### Written exercise
Answer with a number only: how many lines of the data contain "psychological"?

[Figure record extracts]

---------------

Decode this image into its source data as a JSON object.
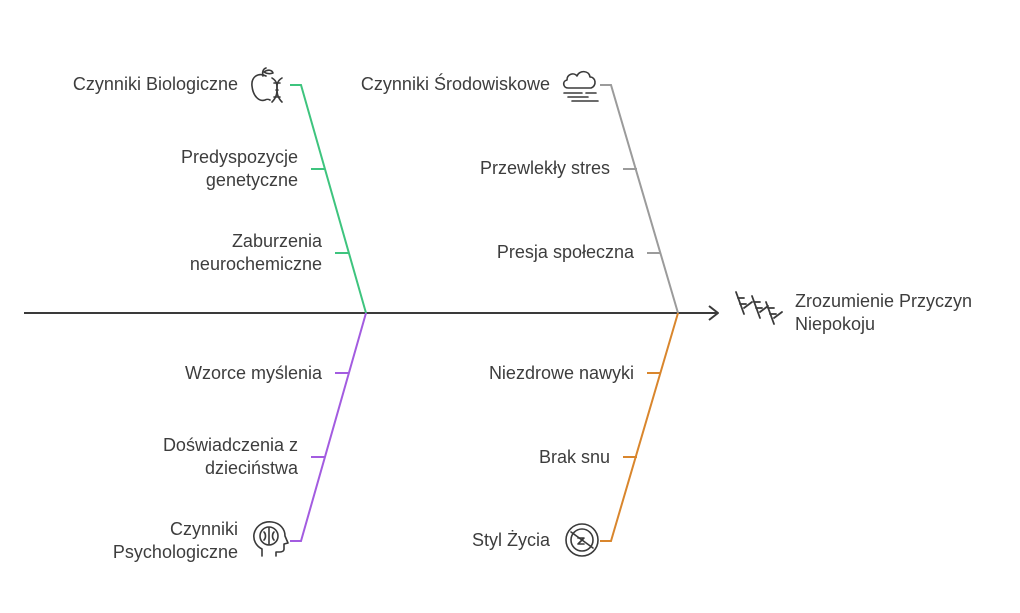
{
  "colors": {
    "spine": "#3a3a3a",
    "biological": "#3ec47e",
    "environmental": "#9b9b9b",
    "psychological": "#a35ce0",
    "lifestyle": "#d9862d",
    "icon": "#3a3a3a"
  },
  "effect": {
    "line1": "Zrozumienie Przyczyn",
    "line2": "Niepokoju",
    "icon": "fishbone-icon"
  },
  "categories": {
    "biological": {
      "title": "Czynniki Biologiczne",
      "icon": "dna-apple-icon",
      "causes": [
        [
          "Predyspozycje",
          "genetyczne"
        ],
        [
          "Zaburzenia",
          "neurochemiczne"
        ]
      ]
    },
    "environmental": {
      "title": "Czynniki Środowiskowe",
      "icon": "cloud-wind-icon",
      "causes": [
        [
          "Przewlekły stres"
        ],
        [
          "Presja społeczna"
        ]
      ]
    },
    "psychological": {
      "title1": "Czynniki",
      "title2": "Psychologiczne",
      "icon": "head-brain-icon",
      "causes": [
        [
          "Wzorce myślenia"
        ],
        [
          "Doświadczenia z",
          "dzieciństwa"
        ]
      ]
    },
    "lifestyle": {
      "title": "Styl Życia",
      "icon": "no-sleep-icon",
      "causes": [
        [
          "Niezdrowe nawyki"
        ],
        [
          "Brak snu"
        ]
      ]
    }
  }
}
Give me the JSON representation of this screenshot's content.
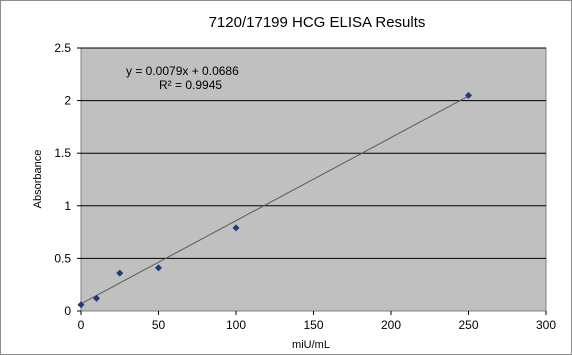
{
  "chart_data": {
    "type": "scatter",
    "title": "7120/17199 HCG ELISA Results",
    "xlabel": "miU/mL",
    "ylabel": "Absorbance",
    "xlim": [
      0,
      300
    ],
    "ylim": [
      0,
      2.5
    ],
    "x_ticks": [
      0,
      50,
      100,
      150,
      200,
      250,
      300
    ],
    "y_ticks": [
      0,
      0.5,
      1,
      1.5,
      2,
      2.5
    ],
    "x_tick_labels": [
      "0",
      "50",
      "100",
      "150",
      "200",
      "250",
      "300"
    ],
    "y_tick_labels": [
      "0",
      "0.5",
      "1",
      "1.5",
      "2",
      "2.5"
    ],
    "grid": "horizontal",
    "legend": "none",
    "series": [
      {
        "x": [
          0,
          10,
          25,
          50,
          100,
          250
        ],
        "y": [
          0.06,
          0.12,
          0.36,
          0.41,
          0.79,
          2.05
        ],
        "marker": "diamond",
        "color": "#1f3a7a"
      }
    ],
    "trendline": {
      "type": "linear",
      "slope": 0.0079,
      "intercept": 0.0686,
      "x_range": [
        0,
        250
      ],
      "color": "#5a5a5a"
    },
    "annotations": {
      "equation": "y = 0.0079x + 0.0686",
      "r_squared": "R² = 0.9945"
    },
    "colors": {
      "plot_background": "#c0c0c0",
      "gridline": "#000000"
    }
  }
}
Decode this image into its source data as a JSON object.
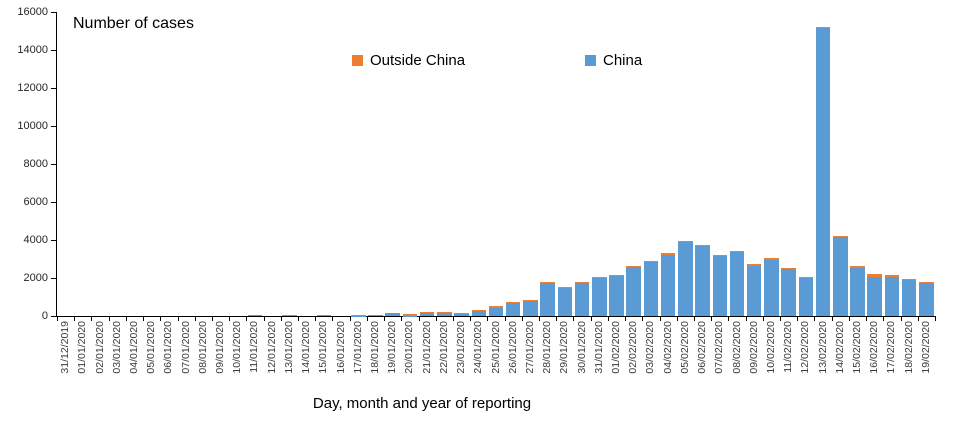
{
  "title": "Number of cases",
  "x_axis_title": "Day, month and year of reporting",
  "legend": [
    {
      "label": "Outside China",
      "color": "#ED7D31"
    },
    {
      "label": "China",
      "color": "#5B9BD5"
    }
  ],
  "colors": {
    "china_bar": "#5B9BD5",
    "outside_china_bar": "#ED7D31",
    "axis": "#000000",
    "tick_label": "#3a3a3a",
    "background": "#ffffff"
  },
  "chart_data": {
    "type": "bar",
    "stacked": true,
    "title": "Number of cases",
    "xlabel": "Day, month and year of reporting",
    "ylabel": "",
    "ylim": [
      0,
      16000
    ],
    "y_ticks": [
      0,
      2000,
      4000,
      6000,
      8000,
      10000,
      12000,
      14000,
      16000
    ],
    "grid": false,
    "legend_position": "top-inside",
    "categories": [
      "31/12/2019",
      "01/01/2020",
      "02/01/2020",
      "03/01/2020",
      "04/01/2020",
      "05/01/2020",
      "06/01/2020",
      "07/01/2020",
      "08/01/2020",
      "09/01/2020",
      "10/01/2020",
      "11/01/2020",
      "12/01/2020",
      "13/01/2020",
      "14/01/2020",
      "15/01/2020",
      "16/01/2020",
      "17/01/2020",
      "18/01/2020",
      "19/01/2020",
      "20/01/2020",
      "21/01/2020",
      "22/01/2020",
      "23/01/2020",
      "24/01/2020",
      "25/01/2020",
      "26/01/2020",
      "27/01/2020",
      "28/01/2020",
      "29/01/2020",
      "30/01/2020",
      "31/01/2020",
      "01/02/2020",
      "02/02/2020",
      "03/02/2020",
      "04/02/2020",
      "05/02/2020",
      "06/02/2020",
      "07/02/2020",
      "08/02/2020",
      "09/02/2020",
      "10/02/2020",
      "11/02/2020",
      "12/02/2020",
      "13/02/2020",
      "14/02/2020",
      "15/02/2020",
      "16/02/2020",
      "17/02/2020",
      "18/02/2020",
      "19/02/2020"
    ],
    "series": [
      {
        "name": "China",
        "color": "#5B9BD5",
        "values": [
          0,
          0,
          0,
          0,
          0,
          0,
          0,
          0,
          0,
          0,
          0,
          41,
          0,
          0,
          0,
          0,
          0,
          5,
          59,
          136,
          19,
          151,
          140,
          97,
          259,
          441,
          665,
          787,
          1753,
          1466,
          1740,
          1980,
          2099,
          2589,
          2825,
          3228,
          3872,
          3689,
          3143,
          3385,
          2652,
          2973,
          2467,
          2015,
          15141,
          4156,
          2538,
          2057,
          2048,
          1893,
          1752
        ]
      },
      {
        "name": "Outside China",
        "color": "#ED7D31",
        "values": [
          0,
          0,
          0,
          0,
          0,
          0,
          0,
          0,
          0,
          0,
          0,
          0,
          0,
          1,
          0,
          1,
          0,
          2,
          0,
          0,
          3,
          4,
          5,
          4,
          2,
          11,
          13,
          8,
          14,
          19,
          14,
          26,
          27,
          19,
          11,
          24,
          28,
          25,
          54,
          18,
          19,
          12,
          76,
          46,
          47,
          66,
          103,
          145,
          93,
          13,
          43
        ]
      }
    ]
  }
}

---------------

### Result of this task
2